Task objective: Each line of the listing that contains the word "CSFs" is to be copied.

(Items from a dataset)
* Begin *
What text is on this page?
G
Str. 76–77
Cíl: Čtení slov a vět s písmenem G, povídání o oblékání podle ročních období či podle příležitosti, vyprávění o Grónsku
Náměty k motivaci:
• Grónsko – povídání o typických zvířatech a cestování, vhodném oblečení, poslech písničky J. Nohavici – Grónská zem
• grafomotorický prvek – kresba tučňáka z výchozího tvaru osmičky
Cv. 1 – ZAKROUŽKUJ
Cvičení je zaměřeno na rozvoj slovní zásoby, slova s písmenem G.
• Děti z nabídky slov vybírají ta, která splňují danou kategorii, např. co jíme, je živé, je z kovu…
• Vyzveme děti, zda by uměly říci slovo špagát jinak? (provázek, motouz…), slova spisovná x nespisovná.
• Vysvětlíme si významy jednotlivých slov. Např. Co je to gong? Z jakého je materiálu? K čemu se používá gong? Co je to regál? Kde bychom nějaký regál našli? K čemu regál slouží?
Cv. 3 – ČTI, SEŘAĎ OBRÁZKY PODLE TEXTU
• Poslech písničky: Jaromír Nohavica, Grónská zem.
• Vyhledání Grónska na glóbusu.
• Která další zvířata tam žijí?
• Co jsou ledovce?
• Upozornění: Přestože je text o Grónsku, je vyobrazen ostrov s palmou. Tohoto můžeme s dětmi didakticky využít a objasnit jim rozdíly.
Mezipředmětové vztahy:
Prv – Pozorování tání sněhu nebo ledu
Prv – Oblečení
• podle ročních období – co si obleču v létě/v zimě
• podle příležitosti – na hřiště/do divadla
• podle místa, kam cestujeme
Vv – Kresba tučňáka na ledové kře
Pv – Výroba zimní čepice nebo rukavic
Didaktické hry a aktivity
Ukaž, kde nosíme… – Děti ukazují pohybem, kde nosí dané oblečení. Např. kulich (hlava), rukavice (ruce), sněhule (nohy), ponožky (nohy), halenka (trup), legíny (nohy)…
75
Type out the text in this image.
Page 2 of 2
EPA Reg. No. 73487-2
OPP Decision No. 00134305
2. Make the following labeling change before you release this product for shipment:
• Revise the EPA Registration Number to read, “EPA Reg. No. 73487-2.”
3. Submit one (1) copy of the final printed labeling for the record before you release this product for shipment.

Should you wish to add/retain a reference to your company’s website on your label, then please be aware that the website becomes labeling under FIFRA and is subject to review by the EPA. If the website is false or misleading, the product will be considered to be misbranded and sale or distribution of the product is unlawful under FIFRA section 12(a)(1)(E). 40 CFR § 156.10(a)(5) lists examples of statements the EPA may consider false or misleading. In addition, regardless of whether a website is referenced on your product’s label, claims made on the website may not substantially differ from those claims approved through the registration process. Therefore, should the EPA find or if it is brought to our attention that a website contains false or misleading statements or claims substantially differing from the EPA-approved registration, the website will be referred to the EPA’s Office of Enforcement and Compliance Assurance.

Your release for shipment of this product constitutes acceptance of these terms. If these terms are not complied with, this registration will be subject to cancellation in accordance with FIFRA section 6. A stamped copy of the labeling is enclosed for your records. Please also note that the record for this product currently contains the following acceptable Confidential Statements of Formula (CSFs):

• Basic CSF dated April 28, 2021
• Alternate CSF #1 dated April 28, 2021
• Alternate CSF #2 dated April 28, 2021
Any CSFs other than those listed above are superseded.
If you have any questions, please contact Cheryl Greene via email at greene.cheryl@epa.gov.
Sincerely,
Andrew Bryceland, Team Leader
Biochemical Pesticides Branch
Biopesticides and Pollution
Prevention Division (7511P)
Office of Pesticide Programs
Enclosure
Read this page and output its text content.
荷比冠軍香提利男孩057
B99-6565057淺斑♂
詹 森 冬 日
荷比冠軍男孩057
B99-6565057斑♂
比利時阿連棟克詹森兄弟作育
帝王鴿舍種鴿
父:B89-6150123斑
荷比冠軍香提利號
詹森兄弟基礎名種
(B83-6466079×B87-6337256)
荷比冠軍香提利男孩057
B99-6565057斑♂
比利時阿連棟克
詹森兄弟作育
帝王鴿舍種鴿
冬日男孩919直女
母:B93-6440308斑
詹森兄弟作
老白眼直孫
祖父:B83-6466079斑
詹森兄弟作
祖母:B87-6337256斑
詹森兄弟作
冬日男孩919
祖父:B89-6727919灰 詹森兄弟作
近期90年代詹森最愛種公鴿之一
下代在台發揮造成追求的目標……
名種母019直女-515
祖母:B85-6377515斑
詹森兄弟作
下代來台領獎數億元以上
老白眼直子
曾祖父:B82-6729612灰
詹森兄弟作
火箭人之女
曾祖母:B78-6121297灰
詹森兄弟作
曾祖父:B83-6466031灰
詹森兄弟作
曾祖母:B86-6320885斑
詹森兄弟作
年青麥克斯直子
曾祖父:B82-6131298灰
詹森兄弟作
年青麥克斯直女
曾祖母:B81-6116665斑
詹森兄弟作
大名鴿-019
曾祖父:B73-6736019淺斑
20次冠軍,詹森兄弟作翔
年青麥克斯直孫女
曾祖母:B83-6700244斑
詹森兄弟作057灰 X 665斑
* End *
Task answer:
Your release for shipment of this product constitutes acceptance of these terms. If these terms are not complied with, this registration will be subject to cancellation in accordance with FIFRA section 6. A stamped copy of the labeling is enclosed for your records. Please also note that the record for this product currently contains the following acceptable Confidential Statements of Formula (CSFs):
Any CSFs other than those listed above are superseded.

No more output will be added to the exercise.